====== Extracted data ======

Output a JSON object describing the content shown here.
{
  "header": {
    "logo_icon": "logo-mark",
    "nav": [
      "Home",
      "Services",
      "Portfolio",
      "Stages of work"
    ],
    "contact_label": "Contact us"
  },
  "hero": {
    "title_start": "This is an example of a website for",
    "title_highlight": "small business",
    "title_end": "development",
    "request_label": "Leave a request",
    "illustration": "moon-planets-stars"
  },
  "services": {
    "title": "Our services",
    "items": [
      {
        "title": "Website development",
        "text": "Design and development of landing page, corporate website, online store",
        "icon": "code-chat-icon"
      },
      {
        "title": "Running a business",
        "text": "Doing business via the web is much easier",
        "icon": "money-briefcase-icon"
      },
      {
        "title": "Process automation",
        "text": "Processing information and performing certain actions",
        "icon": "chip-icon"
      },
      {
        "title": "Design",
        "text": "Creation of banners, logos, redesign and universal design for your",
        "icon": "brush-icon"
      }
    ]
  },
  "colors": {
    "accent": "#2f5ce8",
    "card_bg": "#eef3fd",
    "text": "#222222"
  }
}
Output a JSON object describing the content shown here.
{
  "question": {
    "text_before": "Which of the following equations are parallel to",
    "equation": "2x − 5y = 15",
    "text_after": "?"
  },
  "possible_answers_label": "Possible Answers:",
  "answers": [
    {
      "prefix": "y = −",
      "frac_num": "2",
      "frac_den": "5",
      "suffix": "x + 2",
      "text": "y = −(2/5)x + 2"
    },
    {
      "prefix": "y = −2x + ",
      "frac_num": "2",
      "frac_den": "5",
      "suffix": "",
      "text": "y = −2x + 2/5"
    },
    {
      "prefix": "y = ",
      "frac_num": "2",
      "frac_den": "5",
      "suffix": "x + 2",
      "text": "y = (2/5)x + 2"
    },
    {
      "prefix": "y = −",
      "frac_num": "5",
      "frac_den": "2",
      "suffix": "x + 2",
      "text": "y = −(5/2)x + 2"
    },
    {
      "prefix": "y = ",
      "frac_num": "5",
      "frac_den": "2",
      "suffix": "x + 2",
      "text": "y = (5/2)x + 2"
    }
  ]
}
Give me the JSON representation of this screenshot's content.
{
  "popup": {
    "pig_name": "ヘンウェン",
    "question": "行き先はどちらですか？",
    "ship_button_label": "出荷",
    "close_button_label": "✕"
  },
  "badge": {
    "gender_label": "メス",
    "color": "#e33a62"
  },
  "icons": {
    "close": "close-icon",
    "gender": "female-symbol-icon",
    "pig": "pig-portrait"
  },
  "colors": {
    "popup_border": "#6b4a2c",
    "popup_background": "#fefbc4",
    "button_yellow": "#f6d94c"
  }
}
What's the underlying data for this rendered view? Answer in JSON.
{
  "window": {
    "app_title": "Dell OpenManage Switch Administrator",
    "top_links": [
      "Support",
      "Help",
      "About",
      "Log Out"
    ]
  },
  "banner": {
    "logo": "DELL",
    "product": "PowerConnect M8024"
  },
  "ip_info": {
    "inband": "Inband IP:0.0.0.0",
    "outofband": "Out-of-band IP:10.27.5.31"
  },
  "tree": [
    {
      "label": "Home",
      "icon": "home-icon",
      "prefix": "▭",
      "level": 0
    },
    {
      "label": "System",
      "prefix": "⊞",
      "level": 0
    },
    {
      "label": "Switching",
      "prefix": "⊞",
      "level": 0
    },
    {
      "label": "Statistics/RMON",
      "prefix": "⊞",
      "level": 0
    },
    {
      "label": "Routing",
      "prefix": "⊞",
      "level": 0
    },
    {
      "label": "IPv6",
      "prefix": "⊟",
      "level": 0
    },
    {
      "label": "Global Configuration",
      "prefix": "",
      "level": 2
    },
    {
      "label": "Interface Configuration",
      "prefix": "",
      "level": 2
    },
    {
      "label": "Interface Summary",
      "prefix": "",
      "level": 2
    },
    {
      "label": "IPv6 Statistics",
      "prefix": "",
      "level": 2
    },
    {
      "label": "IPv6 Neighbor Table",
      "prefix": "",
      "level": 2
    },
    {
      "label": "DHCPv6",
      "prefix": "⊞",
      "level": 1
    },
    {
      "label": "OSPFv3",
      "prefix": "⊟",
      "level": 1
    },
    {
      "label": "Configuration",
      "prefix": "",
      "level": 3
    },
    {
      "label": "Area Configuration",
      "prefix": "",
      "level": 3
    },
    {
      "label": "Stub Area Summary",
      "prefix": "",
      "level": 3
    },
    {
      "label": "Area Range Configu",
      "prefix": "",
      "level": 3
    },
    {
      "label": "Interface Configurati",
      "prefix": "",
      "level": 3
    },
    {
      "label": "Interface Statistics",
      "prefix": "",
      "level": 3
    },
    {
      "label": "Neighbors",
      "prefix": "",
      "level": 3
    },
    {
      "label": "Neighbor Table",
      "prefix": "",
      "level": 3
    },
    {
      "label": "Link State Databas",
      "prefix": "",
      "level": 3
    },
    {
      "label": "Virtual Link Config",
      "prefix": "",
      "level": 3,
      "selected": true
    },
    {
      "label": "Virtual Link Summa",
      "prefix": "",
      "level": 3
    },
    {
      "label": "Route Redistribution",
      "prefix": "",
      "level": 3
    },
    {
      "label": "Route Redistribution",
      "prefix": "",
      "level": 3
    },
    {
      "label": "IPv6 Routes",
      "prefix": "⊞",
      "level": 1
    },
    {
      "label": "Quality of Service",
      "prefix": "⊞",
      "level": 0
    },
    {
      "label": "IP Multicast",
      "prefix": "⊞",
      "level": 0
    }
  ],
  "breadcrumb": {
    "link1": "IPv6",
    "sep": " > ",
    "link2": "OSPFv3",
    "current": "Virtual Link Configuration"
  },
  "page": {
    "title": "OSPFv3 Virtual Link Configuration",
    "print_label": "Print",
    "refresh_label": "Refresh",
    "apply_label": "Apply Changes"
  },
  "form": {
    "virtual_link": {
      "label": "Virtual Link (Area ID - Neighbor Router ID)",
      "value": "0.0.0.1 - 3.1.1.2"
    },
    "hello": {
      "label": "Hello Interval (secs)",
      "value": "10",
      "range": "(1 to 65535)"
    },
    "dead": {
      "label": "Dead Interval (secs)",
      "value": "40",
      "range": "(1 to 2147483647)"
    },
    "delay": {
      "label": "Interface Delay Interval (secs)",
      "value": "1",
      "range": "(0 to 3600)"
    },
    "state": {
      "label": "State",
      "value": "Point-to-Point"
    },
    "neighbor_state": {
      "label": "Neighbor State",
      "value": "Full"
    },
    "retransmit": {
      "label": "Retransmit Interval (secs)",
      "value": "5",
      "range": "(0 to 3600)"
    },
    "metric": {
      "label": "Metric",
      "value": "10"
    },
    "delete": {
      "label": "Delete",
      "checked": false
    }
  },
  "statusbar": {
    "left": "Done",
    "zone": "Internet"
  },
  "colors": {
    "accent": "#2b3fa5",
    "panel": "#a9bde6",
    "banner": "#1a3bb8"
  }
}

======

## Directions
Give only the number of lines in the entries above that hold the string "Statistics".

## Exercise answer
3